→ Aim: Return the material word for word. Do not include pictures.

[Raw records]

════════════════════

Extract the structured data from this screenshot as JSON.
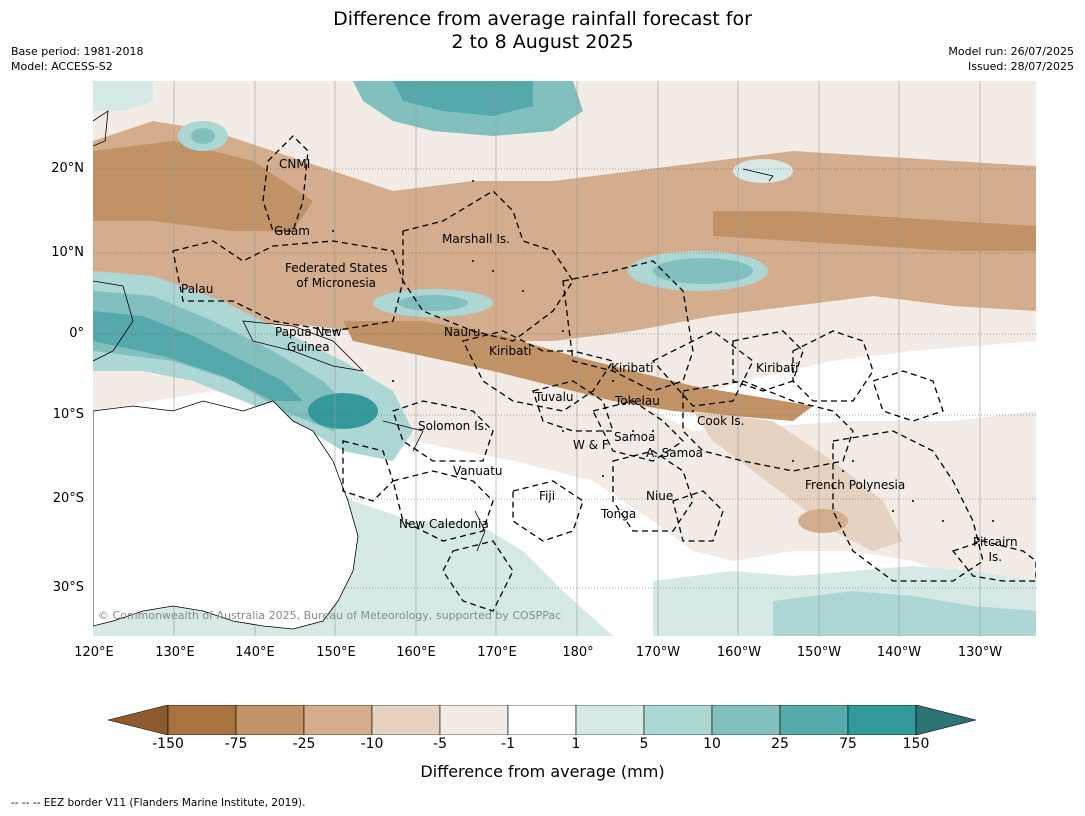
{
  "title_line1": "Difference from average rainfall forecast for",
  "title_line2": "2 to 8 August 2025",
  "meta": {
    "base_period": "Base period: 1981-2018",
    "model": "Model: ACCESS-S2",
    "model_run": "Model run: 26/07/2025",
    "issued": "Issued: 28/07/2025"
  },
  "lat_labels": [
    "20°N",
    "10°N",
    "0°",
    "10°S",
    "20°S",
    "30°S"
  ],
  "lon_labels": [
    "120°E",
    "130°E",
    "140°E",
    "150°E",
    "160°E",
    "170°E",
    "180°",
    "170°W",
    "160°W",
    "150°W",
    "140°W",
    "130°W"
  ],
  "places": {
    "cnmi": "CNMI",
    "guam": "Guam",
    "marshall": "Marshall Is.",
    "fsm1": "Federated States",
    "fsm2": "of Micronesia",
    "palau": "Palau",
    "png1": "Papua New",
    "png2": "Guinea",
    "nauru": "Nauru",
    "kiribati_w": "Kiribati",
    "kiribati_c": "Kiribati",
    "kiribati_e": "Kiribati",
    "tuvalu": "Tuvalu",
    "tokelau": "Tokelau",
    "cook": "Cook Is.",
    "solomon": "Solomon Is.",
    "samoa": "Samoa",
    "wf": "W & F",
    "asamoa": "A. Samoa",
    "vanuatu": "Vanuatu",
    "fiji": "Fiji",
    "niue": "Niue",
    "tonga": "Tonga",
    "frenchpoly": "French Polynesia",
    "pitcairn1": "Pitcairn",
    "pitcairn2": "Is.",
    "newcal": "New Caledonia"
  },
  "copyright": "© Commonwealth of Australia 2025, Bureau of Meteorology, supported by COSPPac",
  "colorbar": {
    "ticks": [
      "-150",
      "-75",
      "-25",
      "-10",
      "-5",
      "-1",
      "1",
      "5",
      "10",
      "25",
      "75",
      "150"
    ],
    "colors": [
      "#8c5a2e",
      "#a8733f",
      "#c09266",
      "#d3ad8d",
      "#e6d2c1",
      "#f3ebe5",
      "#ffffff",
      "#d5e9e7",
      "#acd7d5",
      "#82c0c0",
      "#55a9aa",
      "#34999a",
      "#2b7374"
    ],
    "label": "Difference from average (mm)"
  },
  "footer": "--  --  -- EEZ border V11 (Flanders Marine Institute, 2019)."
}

════════════════════

→ The solution:
Extract the structured data from this screenshot as JSON.
{
  "title_line1": "Difference from average rainfall forecast for",
  "title_line2": "2 to 8 August 2025",
  "meta": {
    "base_period": "Base period: 1981-2018",
    "model": "Model: ACCESS-S2",
    "model_run": "Model run: 26/07/2025",
    "issued": "Issued: 28/07/2025"
  },
  "lat_labels": [
    "20°N",
    "10°N",
    "0°",
    "10°S",
    "20°S",
    "30°S"
  ],
  "lon_labels": [
    "120°E",
    "130°E",
    "140°E",
    "150°E",
    "160°E",
    "170°E",
    "180°",
    "170°W",
    "160°W",
    "150°W",
    "140°W",
    "130°W"
  ],
  "places": {
    "cnmi": "CNMI",
    "guam": "Guam",
    "marshall": "Marshall Is.",
    "fsm1": "Federated States",
    "fsm2": "of Micronesia",
    "palau": "Palau",
    "png1": "Papua New",
    "png2": "Guinea",
    "nauru": "Nauru",
    "kiribati_w": "Kiribati",
    "kiribati_c": "Kiribati",
    "kiribati_e": "Kiribati",
    "tuvalu": "Tuvalu",
    "tokelau": "Tokelau",
    "cook": "Cook Is.",
    "solomon": "Solomon Is.",
    "samoa": "Samoa",
    "wf": "W & F",
    "asamoa": "A. Samoa",
    "vanuatu": "Vanuatu",
    "fiji": "Fiji",
    "niue": "Niue",
    "tonga": "Tonga",
    "frenchpoly": "French Polynesia",
    "pitcairn1": "Pitcairn",
    "pitcairn2": "Is.",
    "newcal": "New Caledonia"
  },
  "copyright": "© Commonwealth of Australia 2025, Bureau of Meteorology, supported by COSPPac",
  "colorbar": {
    "ticks": [
      "-150",
      "-75",
      "-25",
      "-10",
      "-5",
      "-1",
      "1",
      "5",
      "10",
      "25",
      "75",
      "150"
    ],
    "colors": [
      "#8c5a2e",
      "#a8733f",
      "#c09266",
      "#d3ad8d",
      "#e6d2c1",
      "#f3ebe5",
      "#ffffff",
      "#d5e9e7",
      "#acd7d5",
      "#82c0c0",
      "#55a9aa",
      "#34999a",
      "#2b7374"
    ],
    "label": "Difference from average (mm)"
  },
  "footer": "--  --  -- EEZ border V11 (Flanders Marine Institute, 2019)."
}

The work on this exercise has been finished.